EXTRACTED TEXT:

The records index table

The MST tells us the cryptographic truth: "this repo, at this commit, contains these records." But getting the same answer from the MST requires walking the tree — fault in the root block, fault in some subtrees, walk leaves. For getRecord of a single key that's roughly O(log n) block reads; for listRecords of a paginated collection, it's worse. We don't want to do that on every read.

So we keep a flat records table:

CREATE TABLE records (
  repo_did   text NOT NULL,
  collection text NOT NULL,
  rkey       text NOT NULL,
  cid        text NOT NULL,
  indexed_at timestamptz NOT NULL DEFAULT now(),
  PRIMARY KEY (repo_did, collection, rkey)
);

getRecord becomes SELECT cid FROM records WHERE ... → SELECT bytes FROM repo_blocks WHERE cid = ?. Two indexed lookups, microseconds. listRecords becomes ... WHERE repo_did = ? AND collection = ? ORDER BY rkey LIMIT 50. Same.

The table is, technically, a denormalization. The source of truth is the MST inside repo_blocks. If the two ever disagree, the MST wins — we could rebuild records from scratch by walking every repo's MST.

In practice they never disagree because we update both in the same transaction (see step 9 above). But the modeling assumption is important: the MST is what we ship over the firehose, the MST is what a peer verifies. The records table is a cache.

⚠️ Difference from upstream. The reference Bluesky PDS keeps the records index table together with the MST inside SQLite blocks; the record table there is a denormalization for SQL convenience. Conceptually it's the same arrangement we use, but the level at which the two stores are coupled differs.

swapCommit / swapRecord — optimistic concurrency

Two clients edit Alice's profile at the same time. Without coordination, the second write silently overwrites the first. Bluesky doesn't lock records on read — instead it uses compare-and-swap at write time.

Every write endpoint accepts two optional preconditions:

  • swapCommit: <commit-cid> — "only apply if the repo's current root commit is this exact CID." If the repo has moved on (someone else committed since you fetched), the write fails with InvalidSwap.

Rows from a layout dataset:
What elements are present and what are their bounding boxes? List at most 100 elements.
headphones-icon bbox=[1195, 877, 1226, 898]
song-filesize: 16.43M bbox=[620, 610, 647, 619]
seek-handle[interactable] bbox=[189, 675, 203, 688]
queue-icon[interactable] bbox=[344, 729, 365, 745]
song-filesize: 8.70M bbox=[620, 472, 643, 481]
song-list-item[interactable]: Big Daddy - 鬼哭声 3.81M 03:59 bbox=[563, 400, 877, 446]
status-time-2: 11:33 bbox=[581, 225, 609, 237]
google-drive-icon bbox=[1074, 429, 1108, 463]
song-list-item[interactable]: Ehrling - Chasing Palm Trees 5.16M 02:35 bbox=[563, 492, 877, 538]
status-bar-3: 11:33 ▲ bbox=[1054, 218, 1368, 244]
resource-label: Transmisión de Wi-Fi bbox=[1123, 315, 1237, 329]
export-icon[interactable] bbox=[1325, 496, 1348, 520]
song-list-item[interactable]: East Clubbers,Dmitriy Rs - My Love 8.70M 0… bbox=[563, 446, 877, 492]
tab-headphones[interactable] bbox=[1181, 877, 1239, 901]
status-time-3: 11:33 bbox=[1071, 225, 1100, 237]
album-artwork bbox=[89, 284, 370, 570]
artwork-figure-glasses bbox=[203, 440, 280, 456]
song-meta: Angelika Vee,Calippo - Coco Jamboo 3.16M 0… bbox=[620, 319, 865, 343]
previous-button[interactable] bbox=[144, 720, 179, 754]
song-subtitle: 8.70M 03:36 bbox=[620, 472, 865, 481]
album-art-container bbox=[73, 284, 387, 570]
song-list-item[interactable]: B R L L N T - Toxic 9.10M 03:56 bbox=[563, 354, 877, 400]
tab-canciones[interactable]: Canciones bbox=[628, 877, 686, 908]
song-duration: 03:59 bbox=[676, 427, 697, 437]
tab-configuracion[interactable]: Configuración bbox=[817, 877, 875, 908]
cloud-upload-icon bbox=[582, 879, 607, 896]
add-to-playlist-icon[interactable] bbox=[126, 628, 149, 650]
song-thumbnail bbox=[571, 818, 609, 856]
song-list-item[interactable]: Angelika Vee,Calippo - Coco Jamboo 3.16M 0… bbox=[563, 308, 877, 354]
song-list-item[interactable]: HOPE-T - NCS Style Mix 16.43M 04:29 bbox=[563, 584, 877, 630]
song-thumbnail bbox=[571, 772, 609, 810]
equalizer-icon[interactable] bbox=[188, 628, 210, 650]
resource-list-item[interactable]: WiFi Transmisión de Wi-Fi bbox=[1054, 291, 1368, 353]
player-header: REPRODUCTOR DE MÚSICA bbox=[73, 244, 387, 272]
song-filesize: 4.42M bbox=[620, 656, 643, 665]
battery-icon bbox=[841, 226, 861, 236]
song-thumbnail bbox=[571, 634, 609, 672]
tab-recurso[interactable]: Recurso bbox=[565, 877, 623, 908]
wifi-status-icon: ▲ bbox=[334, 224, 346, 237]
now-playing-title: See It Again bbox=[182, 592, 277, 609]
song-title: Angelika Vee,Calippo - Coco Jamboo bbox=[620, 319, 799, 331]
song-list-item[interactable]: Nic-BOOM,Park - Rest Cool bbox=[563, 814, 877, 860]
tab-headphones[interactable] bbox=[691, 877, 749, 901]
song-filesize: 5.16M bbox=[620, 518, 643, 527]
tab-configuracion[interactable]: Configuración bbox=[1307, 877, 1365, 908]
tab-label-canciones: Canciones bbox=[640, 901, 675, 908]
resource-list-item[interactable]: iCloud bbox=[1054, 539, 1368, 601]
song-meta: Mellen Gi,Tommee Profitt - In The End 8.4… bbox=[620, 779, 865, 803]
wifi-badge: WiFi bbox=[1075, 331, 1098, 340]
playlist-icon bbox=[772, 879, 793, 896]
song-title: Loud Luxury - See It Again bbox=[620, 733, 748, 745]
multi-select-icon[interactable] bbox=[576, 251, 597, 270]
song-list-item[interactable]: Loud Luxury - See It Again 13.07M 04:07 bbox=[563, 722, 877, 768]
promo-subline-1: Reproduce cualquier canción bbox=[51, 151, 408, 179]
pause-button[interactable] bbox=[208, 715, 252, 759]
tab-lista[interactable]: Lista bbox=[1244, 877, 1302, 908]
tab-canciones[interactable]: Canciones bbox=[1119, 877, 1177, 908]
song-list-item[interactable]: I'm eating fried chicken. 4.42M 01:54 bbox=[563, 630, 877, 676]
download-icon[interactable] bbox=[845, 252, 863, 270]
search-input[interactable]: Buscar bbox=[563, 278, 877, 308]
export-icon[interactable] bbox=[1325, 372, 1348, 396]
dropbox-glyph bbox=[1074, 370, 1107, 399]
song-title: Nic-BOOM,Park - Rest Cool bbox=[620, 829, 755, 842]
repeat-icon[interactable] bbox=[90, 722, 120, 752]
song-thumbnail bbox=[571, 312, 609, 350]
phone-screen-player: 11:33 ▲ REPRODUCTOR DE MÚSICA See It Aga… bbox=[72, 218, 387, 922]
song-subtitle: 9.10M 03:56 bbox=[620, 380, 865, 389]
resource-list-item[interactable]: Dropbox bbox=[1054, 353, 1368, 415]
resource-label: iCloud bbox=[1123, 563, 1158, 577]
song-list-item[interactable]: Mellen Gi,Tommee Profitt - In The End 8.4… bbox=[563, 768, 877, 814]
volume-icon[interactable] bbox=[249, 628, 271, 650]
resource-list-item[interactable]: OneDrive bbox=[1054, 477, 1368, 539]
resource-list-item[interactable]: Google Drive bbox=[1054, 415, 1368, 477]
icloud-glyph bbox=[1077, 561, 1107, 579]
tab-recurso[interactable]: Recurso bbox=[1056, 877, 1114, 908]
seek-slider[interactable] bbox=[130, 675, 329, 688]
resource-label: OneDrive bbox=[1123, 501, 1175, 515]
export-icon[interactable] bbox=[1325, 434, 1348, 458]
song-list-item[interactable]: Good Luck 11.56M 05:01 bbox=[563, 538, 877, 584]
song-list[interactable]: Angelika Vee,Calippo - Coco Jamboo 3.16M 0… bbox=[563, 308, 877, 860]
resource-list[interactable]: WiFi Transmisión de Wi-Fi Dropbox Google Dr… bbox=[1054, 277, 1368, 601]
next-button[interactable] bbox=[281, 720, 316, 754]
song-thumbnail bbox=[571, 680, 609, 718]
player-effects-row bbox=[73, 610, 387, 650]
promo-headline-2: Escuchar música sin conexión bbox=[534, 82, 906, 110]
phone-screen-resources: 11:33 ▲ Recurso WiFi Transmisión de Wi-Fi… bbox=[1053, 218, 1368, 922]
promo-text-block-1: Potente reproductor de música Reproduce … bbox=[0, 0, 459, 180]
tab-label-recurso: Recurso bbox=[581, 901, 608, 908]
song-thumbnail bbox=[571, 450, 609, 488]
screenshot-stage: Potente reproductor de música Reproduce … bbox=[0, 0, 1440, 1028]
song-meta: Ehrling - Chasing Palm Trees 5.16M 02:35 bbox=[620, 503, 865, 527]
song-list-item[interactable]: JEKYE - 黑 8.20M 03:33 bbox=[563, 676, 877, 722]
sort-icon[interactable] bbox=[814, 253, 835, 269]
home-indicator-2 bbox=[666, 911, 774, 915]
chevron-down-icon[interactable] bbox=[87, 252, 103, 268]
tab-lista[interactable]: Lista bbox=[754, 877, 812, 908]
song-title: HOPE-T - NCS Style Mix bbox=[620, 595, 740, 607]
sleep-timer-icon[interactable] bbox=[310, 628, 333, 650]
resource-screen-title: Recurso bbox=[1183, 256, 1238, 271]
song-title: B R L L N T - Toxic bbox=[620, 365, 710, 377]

DIRECTIONS FOR THIS TASK: Pick up the explanation of MST storage and compare-and-swap writes where it stops.

OUTPUT FOR THIS TASK:
  • swapRecord: <record-cid> — on putRecord and deleteRecord only. "Only apply if the current record at this (collection, rkey) is this exact CID, or null for 'expect absent'." Lets you say "I want to replace v3 of this profile, fail if it's now v4."

Both are CAS primitives. The client's flow is:

  1. getRecord → get the record + its CID.
  2. Edit it client-side.
  3. putRecord with swapRecord = <the CID from step 1>. If two clients raced, exactly one wins; the other gets InvalidSwap and can retry.

swapCommit is the bigger hammer: "fail if anything in the repo has changed at all." Useful for tools like backup/migration that depend on no concurrent writes happening.

The implementation is one line each in applyWrites:

if (args.swapCommit && args.swapCommit !== repoRow.rootCid) {
  throw Conflict(`swapCommit mismatch: ...`, 'InvalidSwap')
}

We check before reading the MST, so a stale write doesn't even pay the deserialization cost.

applyWrites — atomic batches

A like is two writes, not one: insert the like record, and (in some clients) increment a local list of "things I've liked." A post with an embedded gif is three writes: the post record, the embed-blob link record, the conversation root. If each of those goes through a separate commit, we get one of two pathologies:

  • Half the writes succeed, half fail. The client now has an inconsistent repo and has to reconcile.
  • Three commits to the firehose for one user action. Subscribers see them in arbitrary order; rendering glitches everywhere.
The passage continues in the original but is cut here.